## [Instructions for the task]
Which lines hold the word "услуги"? Copy each of them.

## [Provided data]
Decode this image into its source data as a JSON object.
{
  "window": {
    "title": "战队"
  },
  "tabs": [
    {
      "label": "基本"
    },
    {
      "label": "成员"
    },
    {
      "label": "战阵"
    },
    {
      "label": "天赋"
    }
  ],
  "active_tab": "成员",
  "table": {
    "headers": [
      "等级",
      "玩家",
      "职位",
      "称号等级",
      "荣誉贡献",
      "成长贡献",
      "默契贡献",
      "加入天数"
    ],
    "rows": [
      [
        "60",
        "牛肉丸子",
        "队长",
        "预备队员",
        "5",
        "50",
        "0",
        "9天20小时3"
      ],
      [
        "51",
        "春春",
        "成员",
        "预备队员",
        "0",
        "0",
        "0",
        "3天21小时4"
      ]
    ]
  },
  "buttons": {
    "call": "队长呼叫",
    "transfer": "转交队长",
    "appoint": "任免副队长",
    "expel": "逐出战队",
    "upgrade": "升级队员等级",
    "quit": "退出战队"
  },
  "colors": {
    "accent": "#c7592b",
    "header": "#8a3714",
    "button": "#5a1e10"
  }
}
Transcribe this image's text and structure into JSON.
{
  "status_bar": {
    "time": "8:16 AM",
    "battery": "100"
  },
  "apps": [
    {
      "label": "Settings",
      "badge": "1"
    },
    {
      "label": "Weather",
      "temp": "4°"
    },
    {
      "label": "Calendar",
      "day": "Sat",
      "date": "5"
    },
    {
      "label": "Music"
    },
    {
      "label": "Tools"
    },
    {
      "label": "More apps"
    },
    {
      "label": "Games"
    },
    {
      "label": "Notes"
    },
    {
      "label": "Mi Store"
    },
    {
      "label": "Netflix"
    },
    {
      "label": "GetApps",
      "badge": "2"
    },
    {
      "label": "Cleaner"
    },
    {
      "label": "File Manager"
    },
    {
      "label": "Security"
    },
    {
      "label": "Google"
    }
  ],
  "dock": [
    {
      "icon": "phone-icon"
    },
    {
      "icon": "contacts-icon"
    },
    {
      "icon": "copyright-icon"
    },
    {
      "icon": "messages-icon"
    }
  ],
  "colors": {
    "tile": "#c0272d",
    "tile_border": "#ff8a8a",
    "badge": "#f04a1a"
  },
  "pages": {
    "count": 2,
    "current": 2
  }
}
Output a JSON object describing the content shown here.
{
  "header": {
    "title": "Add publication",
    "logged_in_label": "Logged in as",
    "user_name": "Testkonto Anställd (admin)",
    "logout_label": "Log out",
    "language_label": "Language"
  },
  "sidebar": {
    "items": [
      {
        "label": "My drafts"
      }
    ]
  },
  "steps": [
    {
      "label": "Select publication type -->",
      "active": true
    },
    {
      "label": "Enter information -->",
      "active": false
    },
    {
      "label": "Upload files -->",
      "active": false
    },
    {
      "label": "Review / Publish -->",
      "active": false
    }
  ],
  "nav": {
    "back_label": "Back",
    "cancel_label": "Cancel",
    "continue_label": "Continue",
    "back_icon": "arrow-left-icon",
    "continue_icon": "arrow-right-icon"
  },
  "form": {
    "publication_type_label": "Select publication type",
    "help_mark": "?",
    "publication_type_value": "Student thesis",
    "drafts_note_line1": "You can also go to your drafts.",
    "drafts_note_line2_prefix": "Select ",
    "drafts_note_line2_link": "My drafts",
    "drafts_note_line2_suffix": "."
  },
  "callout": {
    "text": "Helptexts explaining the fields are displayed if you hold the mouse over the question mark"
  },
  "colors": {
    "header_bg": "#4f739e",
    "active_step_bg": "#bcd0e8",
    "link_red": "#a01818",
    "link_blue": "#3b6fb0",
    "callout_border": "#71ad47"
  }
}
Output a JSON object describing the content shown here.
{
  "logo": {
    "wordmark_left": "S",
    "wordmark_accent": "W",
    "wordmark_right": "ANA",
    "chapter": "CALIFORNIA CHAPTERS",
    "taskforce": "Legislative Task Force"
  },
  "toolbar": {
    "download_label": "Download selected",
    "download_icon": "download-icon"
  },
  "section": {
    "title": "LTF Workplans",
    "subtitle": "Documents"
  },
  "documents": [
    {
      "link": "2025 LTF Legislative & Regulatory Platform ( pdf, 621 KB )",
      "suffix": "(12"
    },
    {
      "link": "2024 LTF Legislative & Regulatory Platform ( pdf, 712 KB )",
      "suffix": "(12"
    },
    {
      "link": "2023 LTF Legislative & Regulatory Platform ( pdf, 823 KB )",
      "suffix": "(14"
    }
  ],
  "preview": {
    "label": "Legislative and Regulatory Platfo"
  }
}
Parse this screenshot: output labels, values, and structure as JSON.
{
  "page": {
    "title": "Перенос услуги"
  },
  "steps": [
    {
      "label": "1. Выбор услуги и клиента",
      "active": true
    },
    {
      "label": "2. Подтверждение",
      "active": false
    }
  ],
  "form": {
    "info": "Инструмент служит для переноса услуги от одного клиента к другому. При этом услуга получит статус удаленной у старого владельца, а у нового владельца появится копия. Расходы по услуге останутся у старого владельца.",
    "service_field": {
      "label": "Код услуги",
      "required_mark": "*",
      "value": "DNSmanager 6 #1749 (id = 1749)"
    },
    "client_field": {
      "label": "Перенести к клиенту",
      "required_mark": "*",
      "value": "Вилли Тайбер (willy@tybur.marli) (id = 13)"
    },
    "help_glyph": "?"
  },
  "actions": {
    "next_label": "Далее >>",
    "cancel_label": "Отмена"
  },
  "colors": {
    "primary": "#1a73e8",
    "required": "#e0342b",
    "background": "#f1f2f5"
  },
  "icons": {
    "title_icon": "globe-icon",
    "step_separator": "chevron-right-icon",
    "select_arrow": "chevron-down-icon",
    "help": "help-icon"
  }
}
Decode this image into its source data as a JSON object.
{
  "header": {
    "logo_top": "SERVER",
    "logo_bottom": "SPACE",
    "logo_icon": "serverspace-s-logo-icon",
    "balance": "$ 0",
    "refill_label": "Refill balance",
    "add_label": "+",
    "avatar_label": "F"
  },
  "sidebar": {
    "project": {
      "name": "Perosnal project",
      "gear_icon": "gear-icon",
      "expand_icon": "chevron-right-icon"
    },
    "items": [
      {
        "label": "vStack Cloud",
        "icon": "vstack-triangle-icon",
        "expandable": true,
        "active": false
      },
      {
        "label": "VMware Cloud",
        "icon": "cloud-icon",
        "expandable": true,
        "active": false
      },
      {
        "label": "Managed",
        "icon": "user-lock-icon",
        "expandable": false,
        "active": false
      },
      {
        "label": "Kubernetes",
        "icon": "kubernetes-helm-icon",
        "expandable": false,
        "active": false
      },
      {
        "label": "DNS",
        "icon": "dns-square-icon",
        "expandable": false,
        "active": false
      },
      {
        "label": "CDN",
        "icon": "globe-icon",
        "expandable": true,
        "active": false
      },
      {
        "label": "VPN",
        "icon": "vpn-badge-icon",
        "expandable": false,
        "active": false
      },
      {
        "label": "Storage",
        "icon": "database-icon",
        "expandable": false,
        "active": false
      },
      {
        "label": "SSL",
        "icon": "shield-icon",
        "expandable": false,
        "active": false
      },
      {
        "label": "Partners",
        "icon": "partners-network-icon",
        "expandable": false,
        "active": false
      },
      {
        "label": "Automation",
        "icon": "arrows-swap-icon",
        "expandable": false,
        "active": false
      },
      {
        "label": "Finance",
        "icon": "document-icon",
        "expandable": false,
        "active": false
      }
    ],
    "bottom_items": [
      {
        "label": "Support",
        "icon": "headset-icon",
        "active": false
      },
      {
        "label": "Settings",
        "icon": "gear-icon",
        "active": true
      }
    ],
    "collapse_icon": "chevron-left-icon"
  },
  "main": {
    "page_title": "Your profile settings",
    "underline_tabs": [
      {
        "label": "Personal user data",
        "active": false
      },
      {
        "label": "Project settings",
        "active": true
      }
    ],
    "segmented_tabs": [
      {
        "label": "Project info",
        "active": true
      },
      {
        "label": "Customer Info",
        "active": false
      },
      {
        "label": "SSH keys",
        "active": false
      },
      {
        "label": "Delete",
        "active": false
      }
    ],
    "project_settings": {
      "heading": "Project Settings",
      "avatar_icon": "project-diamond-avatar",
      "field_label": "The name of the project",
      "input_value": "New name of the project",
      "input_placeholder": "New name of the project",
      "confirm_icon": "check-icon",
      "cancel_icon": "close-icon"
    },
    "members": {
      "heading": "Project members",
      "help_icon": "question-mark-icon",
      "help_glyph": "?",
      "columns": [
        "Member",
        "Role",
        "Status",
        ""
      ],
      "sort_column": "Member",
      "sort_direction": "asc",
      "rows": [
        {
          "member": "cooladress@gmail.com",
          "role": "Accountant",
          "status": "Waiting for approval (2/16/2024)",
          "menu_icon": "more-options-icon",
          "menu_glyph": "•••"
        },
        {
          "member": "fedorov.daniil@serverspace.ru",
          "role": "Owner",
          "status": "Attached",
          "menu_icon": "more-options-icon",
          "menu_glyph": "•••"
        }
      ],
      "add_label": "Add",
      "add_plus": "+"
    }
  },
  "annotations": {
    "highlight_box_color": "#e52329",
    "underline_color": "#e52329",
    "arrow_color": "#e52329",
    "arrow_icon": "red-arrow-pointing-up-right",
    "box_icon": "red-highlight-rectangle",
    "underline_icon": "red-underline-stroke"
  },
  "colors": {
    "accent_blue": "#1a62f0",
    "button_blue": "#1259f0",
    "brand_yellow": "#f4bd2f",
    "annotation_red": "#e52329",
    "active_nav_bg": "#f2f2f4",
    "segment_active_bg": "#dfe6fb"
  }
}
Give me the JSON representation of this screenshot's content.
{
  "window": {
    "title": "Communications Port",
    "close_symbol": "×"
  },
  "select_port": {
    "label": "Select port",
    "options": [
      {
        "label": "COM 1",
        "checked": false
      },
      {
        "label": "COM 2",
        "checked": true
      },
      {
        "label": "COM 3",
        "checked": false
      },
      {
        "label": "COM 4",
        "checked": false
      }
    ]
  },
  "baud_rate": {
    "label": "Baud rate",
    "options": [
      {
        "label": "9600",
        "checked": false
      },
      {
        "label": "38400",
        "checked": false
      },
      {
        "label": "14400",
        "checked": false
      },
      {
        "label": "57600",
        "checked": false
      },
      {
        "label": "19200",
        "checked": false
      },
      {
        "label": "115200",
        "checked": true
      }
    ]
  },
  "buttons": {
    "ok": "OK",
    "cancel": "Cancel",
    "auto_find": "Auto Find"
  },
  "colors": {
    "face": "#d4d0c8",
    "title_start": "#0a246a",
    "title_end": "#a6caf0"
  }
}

## [Exercise answer]
    "title": "Перенос услуги"
      "label": "1. Выбор услуги и клиента",
    "info": "Инструмент служит для переноса услуги от одного клиента к другому. При этом услуга получит статус удаленной у старого владельца, а у нового владельца появится копия. Расходы по услуге останутся у старого владельца.",
      "label": "Код услуги",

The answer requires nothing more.